> **Required work**: Copy out each line that includes the word "Australian".

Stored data
════════════════

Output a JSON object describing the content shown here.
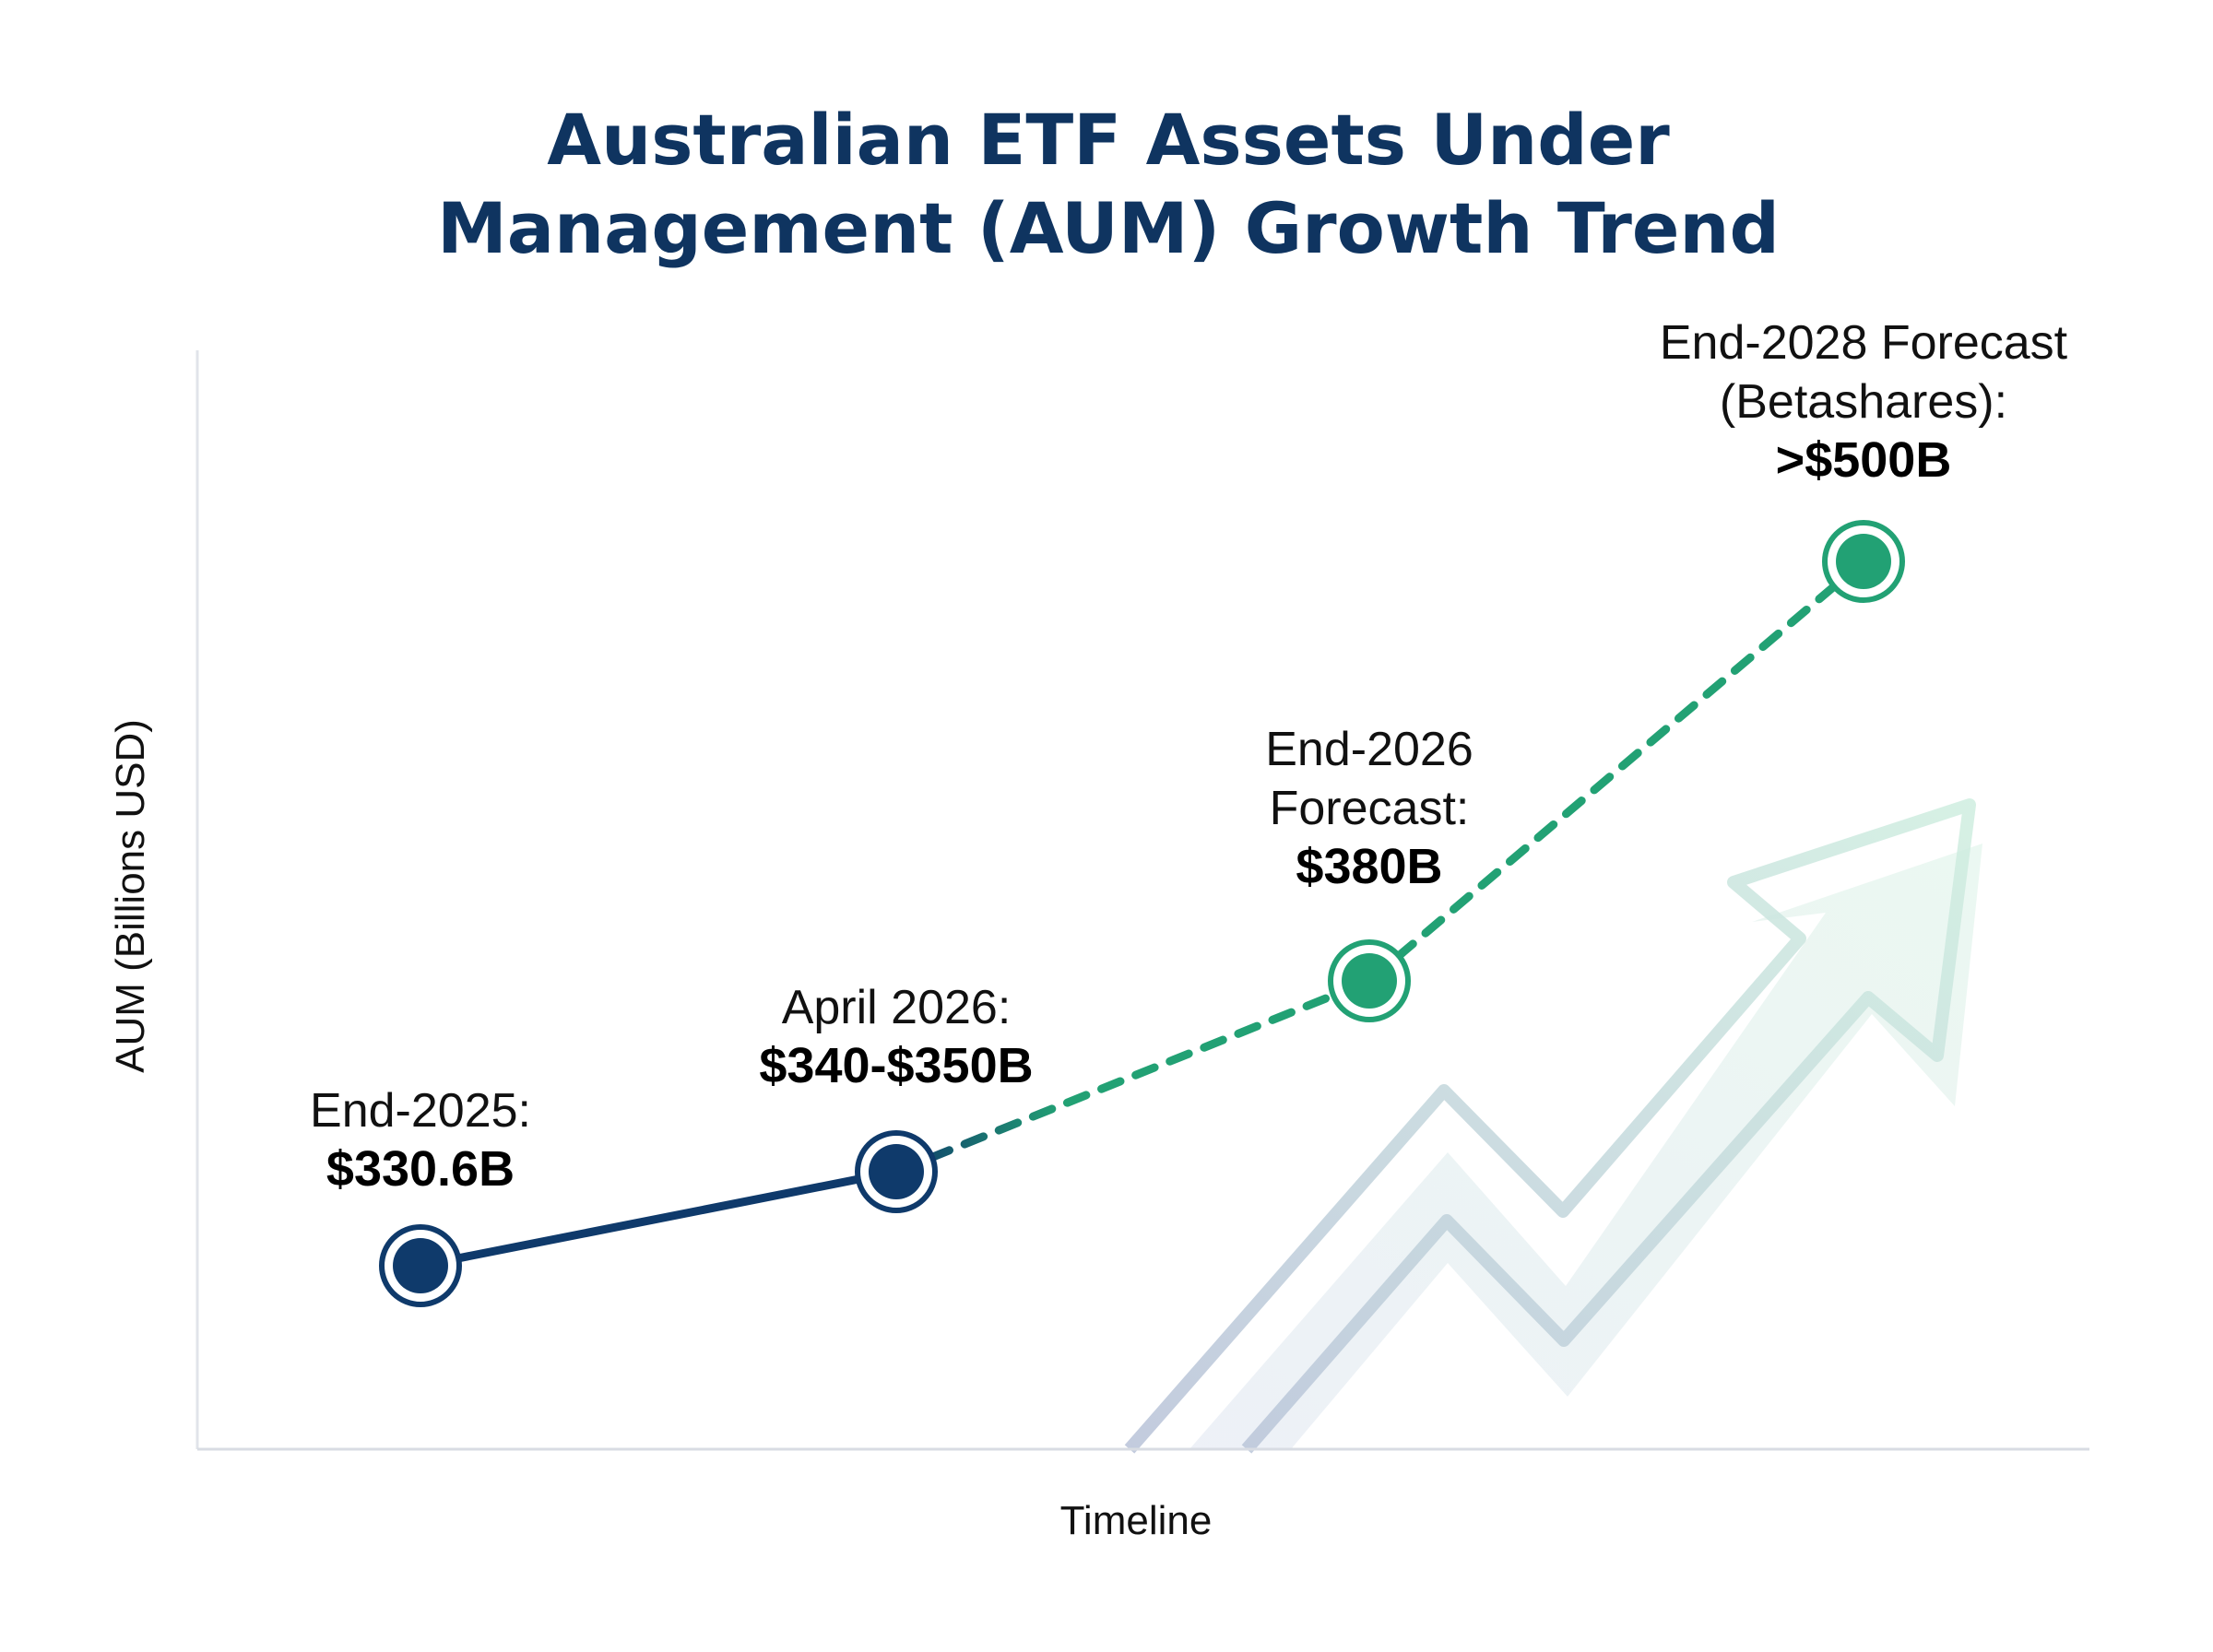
{
  "chart_data": {
    "type": "line",
    "title": "Australian ETF Assets Under Management (AUM) Growth Trend",
    "title_lines": [
      "Australian ETF Assets Under",
      "Management (AUM) Growth Trend"
    ],
    "xlabel": "Timeline",
    "ylabel": "AUM (Billions USD)",
    "grid": false,
    "points": [
      {
        "category": "End-2025",
        "value": 330.6,
        "label_lines": [
          "End-2025:"
        ],
        "value_label": "$330.6B",
        "kind": "actual"
      },
      {
        "category": "April 2026",
        "value": 345,
        "value_range": [
          340,
          350
        ],
        "label_lines": [
          "April 2026:"
        ],
        "value_label": "$340-$350B",
        "kind": "actual"
      },
      {
        "category": "End-2026 Forecast",
        "value": 380,
        "label_lines": [
          "End-2026",
          "Forecast:"
        ],
        "value_label": "$380B",
        "kind": "forecast"
      },
      {
        "category": "End-2028 Forecast (Betashares)",
        "value": 500,
        "value_note": "greater than",
        "label_lines": [
          "End-2028 Forecast",
          "(Betashares):"
        ],
        "value_label": ">$500B",
        "kind": "forecast"
      }
    ],
    "colors": {
      "actual": "#0f3a6b",
      "forecast": "#22a174",
      "title": "#0f3460",
      "axis": "#d8dce3"
    }
  }
}
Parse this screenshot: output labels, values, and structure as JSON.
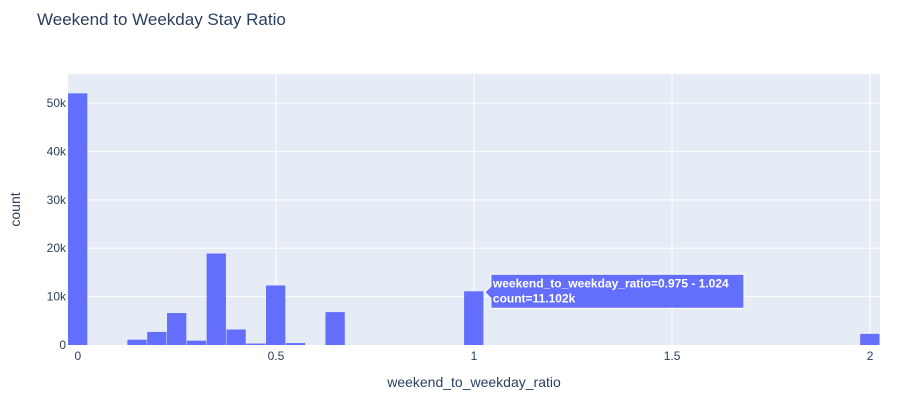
{
  "chart_data": {
    "type": "bar",
    "title": "Weekend to Weekday Stay Ratio",
    "xlabel": "weekend_to_weekday_ratio",
    "ylabel": "count",
    "xlim": [
      -0.025,
      2.025
    ],
    "ylim": [
      0,
      56000
    ],
    "x_ticks": [
      {
        "value": 0,
        "label": "0"
      },
      {
        "value": 0.5,
        "label": "0.5"
      },
      {
        "value": 1,
        "label": "1"
      },
      {
        "value": 1.5,
        "label": "1.5"
      },
      {
        "value": 2,
        "label": "2"
      }
    ],
    "y_ticks": [
      {
        "value": 0,
        "label": "0"
      },
      {
        "value": 10000,
        "label": "10k"
      },
      {
        "value": 20000,
        "label": "20k"
      },
      {
        "value": 30000,
        "label": "30k"
      },
      {
        "value": 40000,
        "label": "40k"
      },
      {
        "value": 50000,
        "label": "50k"
      }
    ],
    "bin_width": 0.05,
    "bins": [
      {
        "x0": -0.025,
        "x1": 0.025,
        "count": 52000
      },
      {
        "x0": 0.125,
        "x1": 0.175,
        "count": 1100
      },
      {
        "x0": 0.175,
        "x1": 0.225,
        "count": 2700
      },
      {
        "x0": 0.225,
        "x1": 0.275,
        "count": 6600
      },
      {
        "x0": 0.275,
        "x1": 0.325,
        "count": 900
      },
      {
        "x0": 0.325,
        "x1": 0.375,
        "count": 18900
      },
      {
        "x0": 0.375,
        "x1": 0.425,
        "count": 3200
      },
      {
        "x0": 0.425,
        "x1": 0.475,
        "count": 300
      },
      {
        "x0": 0.475,
        "x1": 0.525,
        "count": 12300
      },
      {
        "x0": 0.525,
        "x1": 0.575,
        "count": 400
      },
      {
        "x0": 0.625,
        "x1": 0.675,
        "count": 6800
      },
      {
        "x0": 0.975,
        "x1": 1.025,
        "count": 11102
      },
      {
        "x0": 1.975,
        "x1": 2.025,
        "count": 2300
      }
    ],
    "bar_color": "#636efa",
    "plot_bg": "#e5ecf6",
    "grid": true,
    "hover": {
      "line1": "weekend_to_weekday_ratio=0.975 - 1.024",
      "line2": "count=11.102k"
    }
  }
}
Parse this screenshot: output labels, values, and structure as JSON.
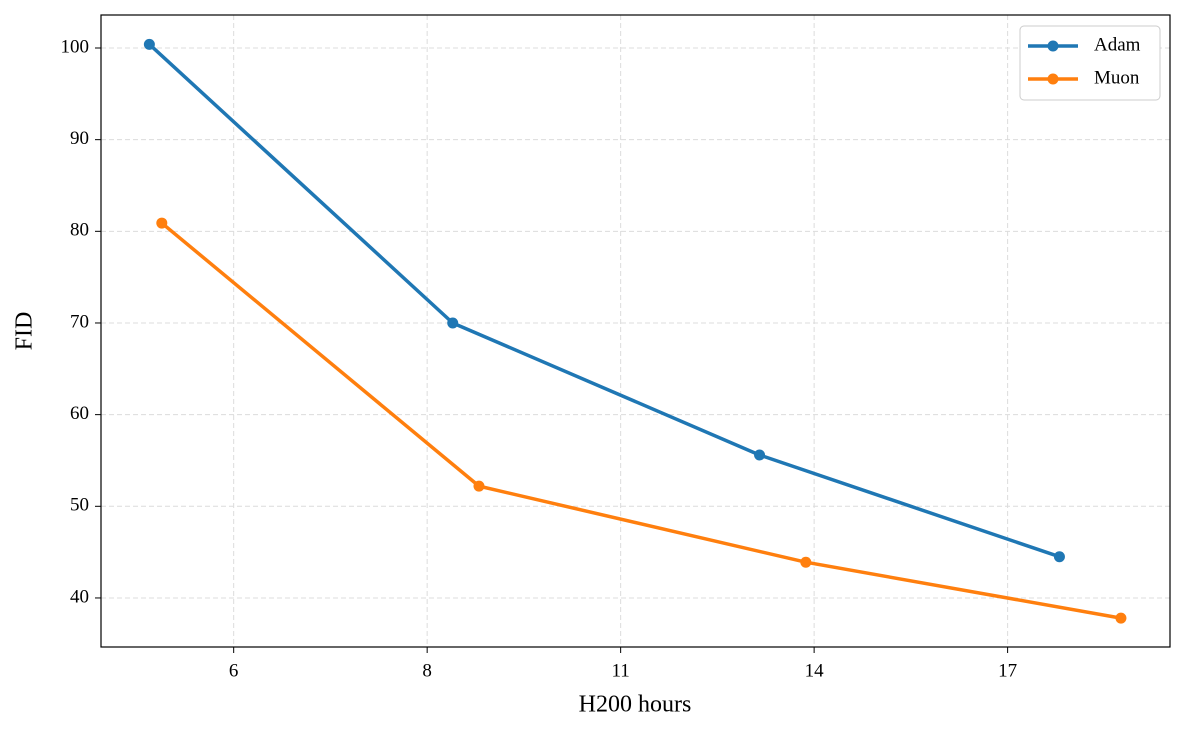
{
  "chart_data": {
    "type": "line",
    "x_label": "H200 hours",
    "y_label": "FID",
    "xlim": [
      3.73,
      19.2
    ],
    "ylim": [
      34.65,
      103.6
    ],
    "xticks": [
      {
        "value": 5.65,
        "label": "6"
      },
      {
        "value": 8.45,
        "label": "8"
      },
      {
        "value": 11.25,
        "label": "11"
      },
      {
        "value": 14.05,
        "label": "14"
      },
      {
        "value": 16.85,
        "label": "17"
      }
    ],
    "yticks": [
      40,
      50,
      60,
      70,
      80,
      90,
      100
    ],
    "grid": true,
    "legend": "upper right",
    "series": [
      {
        "name": "Adam",
        "color": "#1f77b4",
        "x": [
          4.43,
          8.82,
          13.26,
          17.6
        ],
        "values": [
          100.4,
          70.0,
          55.6,
          44.5
        ]
      },
      {
        "name": "Muon",
        "color": "#ff7f0e",
        "x": [
          4.61,
          9.2,
          13.93,
          18.49
        ],
        "values": [
          80.9,
          52.2,
          43.9,
          37.8
        ]
      }
    ]
  }
}
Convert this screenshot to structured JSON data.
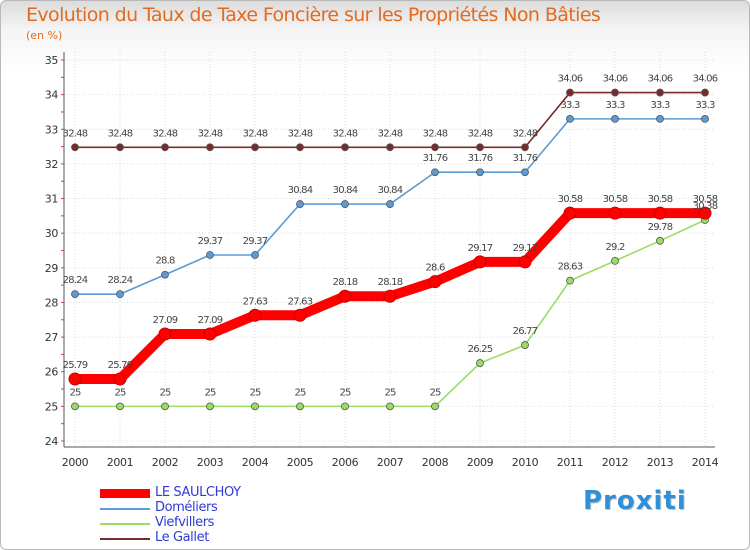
{
  "chart_data": {
    "type": "line",
    "title": "Evolution du Taux de Taxe Foncière sur les Propriétés Non Bâties",
    "subtitle": "(en %)",
    "x": [
      "2000",
      "2001",
      "2002",
      "2003",
      "2004",
      "2005",
      "2006",
      "2007",
      "2008",
      "2009",
      "2010",
      "2011",
      "2012",
      "2013",
      "2014"
    ],
    "ylim": [
      24,
      35
    ],
    "yticks": [
      "24",
      "25",
      "26",
      "27",
      "28",
      "29",
      "30",
      "31",
      "32",
      "33",
      "34",
      "35"
    ],
    "grid": true,
    "legend_position": "bottom-left",
    "series": [
      {
        "name": "LE SAULCHOY",
        "color": "#ff0000",
        "values": [
          25.79,
          25.79,
          27.09,
          27.09,
          27.63,
          27.63,
          28.18,
          28.18,
          28.6,
          29.17,
          29.17,
          30.58,
          30.58,
          30.58,
          30.58
        ],
        "labels": [
          "25.79",
          "25.79",
          "27.09",
          "27.09",
          "27.63",
          "27.63",
          "28.18",
          "28.18",
          "28.6",
          "29.17",
          "29.17",
          "30.58",
          "30.58",
          "30.58",
          "30.58"
        ]
      },
      {
        "name": "Doméliers",
        "color": "#5b9bd5",
        "values": [
          28.24,
          28.24,
          28.8,
          29.37,
          29.37,
          30.84,
          30.84,
          30.84,
          31.76,
          31.76,
          31.76,
          33.3,
          33.3,
          33.3,
          33.3
        ],
        "labels": [
          "28.24",
          "28.24",
          "28.8",
          "29.37",
          "29.37",
          "30.84",
          "30.84",
          "30.84",
          "31.76",
          "31.76",
          "31.76",
          "33.3",
          "33.3",
          "33.3",
          "33.3"
        ]
      },
      {
        "name": "Viefvillers",
        "color": "#99dd66",
        "values": [
          25,
          25,
          25,
          25,
          25,
          25,
          25,
          25,
          25,
          26.25,
          26.77,
          28.63,
          29.2,
          29.78,
          30.38
        ],
        "labels": [
          "25",
          "25",
          "25",
          "25",
          "25",
          "25",
          "25",
          "25",
          "25",
          "26.25",
          "26.77",
          "28.63",
          "29.2",
          "29.78",
          "30.38"
        ]
      },
      {
        "name": "Le Gallet",
        "color": "#7a2a2a",
        "values": [
          32.48,
          32.48,
          32.48,
          32.48,
          32.48,
          32.48,
          32.48,
          32.48,
          32.48,
          32.48,
          32.48,
          34.06,
          34.06,
          34.06,
          34.06
        ],
        "labels": [
          "32.48",
          "32.48",
          "32.48",
          "32.48",
          "32.48",
          "32.48",
          "32.48",
          "32.48",
          "32.48",
          "32.48",
          "32.48",
          "34.06",
          "34.06",
          "34.06",
          "34.06"
        ]
      }
    ]
  },
  "logo": {
    "text": "Proxiti"
  }
}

════════════════

> **Expected answer**:
    "title": "Australian ETF Assets Under Management (AUM) Growth Trend",
      "Australian ETF Assets Under",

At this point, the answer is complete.